YOUR OBJECTIVE: Rewrite the part of the test stand description below that opens with the words containing "The design is" and closes with "a concrete base.", replacing "backbone" with "spine".

DOCUMENT SEGMENT:

The design is centered around a 1.5" x 1.5" x 1/8" thick walled square tubing backbone welded to 2" x 2" x 1/4" walled square tubing. The reasoning for such a strong base is that if I am testing a motor generating 1000 lbf then I will have to hold it down with at least that. Having the thick legs will allow me to weld on brackets that I can bury underground or mount to a concrete base.


There is a 24" x 20" shelf that will hold tanks and electronics. The verticals supporting the shelves were specifically one piece welded straight to the base so that they can act as a structural element should I need further reinforcement in the future. On the 1 ft over hang and 3 foot face there will be blast shielding to protect all of the electronics and isolate the pressure tanks in an explosion. I also plan on putting blast shielding around the pressurant tanks because they are simply 3 inch OD with 1/2" walled 6061 pipes that have caps welded on the ends. They aren't exactly hydro-testable.

I built a CAD model using FreeCad then using the FEM workbench I ran an analysis with 5000 lbs of force on the overhang. The upper surfaces of the legs are fixed and the trailing edge was fixed to act as a fulcrum. 5000 lbf was empirically determined to be the maximum amount of force before the stand started approaching plastic deformation. I only intend to test up to 500 lbf currently so there is plenty of a FoS to account for my shoddy welds (I've never stick welded before) with my homemade stick welder.

Source records
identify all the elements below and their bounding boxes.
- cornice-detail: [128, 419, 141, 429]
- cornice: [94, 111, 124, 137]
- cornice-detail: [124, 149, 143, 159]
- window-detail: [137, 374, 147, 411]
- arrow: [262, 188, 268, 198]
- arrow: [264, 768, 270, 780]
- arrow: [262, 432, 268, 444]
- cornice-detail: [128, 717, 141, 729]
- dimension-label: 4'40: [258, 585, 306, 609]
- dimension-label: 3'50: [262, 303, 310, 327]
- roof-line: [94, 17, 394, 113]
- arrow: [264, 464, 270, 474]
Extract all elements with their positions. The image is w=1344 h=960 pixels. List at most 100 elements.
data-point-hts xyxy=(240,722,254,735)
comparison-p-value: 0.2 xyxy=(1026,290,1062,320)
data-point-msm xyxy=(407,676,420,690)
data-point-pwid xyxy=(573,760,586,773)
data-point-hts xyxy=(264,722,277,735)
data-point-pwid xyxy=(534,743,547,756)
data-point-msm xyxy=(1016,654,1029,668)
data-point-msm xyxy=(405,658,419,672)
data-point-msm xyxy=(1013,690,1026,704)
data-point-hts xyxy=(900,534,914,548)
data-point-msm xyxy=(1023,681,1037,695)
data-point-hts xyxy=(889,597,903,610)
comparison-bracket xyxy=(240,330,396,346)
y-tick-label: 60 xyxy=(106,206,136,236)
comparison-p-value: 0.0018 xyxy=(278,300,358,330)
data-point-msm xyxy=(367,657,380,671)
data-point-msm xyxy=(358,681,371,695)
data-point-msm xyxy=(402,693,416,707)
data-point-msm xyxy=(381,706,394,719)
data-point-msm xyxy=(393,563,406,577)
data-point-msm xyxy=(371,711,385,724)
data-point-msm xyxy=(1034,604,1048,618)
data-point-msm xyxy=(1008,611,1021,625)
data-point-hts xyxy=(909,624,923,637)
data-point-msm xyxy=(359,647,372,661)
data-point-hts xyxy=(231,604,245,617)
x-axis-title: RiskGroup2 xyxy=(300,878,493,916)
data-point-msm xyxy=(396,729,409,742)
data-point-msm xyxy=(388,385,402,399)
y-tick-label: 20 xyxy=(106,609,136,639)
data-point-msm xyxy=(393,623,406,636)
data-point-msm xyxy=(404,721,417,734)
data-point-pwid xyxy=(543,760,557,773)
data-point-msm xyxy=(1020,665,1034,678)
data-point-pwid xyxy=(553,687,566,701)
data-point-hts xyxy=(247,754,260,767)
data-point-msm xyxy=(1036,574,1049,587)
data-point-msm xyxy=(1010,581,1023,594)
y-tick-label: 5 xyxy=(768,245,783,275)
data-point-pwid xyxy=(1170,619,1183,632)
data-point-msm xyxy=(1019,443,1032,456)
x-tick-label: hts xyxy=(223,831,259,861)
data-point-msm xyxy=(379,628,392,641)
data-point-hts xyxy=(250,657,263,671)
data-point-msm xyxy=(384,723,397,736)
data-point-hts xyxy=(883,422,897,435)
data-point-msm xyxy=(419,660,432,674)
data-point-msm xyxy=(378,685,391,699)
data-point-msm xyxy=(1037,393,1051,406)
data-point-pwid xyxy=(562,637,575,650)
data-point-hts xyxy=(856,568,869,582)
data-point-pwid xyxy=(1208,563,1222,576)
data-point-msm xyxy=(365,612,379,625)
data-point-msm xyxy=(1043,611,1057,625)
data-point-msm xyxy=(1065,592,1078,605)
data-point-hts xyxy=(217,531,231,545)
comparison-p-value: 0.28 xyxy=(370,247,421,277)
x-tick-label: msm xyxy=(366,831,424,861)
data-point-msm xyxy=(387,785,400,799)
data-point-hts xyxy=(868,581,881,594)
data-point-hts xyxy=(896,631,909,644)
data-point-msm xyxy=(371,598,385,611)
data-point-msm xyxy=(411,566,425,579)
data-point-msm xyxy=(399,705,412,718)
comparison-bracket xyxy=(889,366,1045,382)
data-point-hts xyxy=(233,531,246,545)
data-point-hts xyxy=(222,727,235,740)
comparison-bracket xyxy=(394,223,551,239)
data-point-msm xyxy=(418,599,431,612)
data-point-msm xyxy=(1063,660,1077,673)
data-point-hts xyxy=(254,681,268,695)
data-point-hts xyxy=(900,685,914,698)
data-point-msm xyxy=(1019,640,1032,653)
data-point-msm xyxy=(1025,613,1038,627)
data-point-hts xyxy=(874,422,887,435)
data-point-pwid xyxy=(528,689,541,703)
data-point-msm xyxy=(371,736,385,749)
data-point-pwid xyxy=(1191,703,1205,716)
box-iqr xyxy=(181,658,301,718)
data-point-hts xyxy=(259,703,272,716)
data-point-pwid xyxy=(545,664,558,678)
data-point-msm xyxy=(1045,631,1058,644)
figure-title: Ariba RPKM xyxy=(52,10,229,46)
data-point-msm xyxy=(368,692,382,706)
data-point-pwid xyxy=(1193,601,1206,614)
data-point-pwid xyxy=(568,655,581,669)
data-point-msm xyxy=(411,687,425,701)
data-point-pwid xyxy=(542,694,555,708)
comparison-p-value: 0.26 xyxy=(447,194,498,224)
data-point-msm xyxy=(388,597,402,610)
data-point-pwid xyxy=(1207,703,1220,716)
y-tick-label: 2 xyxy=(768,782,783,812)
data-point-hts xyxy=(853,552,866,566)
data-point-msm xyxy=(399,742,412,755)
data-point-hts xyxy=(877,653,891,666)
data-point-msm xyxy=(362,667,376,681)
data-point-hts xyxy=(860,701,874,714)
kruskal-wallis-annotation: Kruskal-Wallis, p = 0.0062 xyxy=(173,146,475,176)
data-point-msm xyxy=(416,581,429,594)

OUTPUT OF THE TASK:
The design is centered around a 1.5" x 1.5" x 1/8" thick walled square tubing spine welded to 2" x 2" x 1/4" walled square tubing. The reasoning for such a strong base is that if I am testing a motor generating 1000 lbf then I will have to hold it down with at least that. Having the thick legs will allow me to weld on brackets that I can bury underground or mount to a concrete base.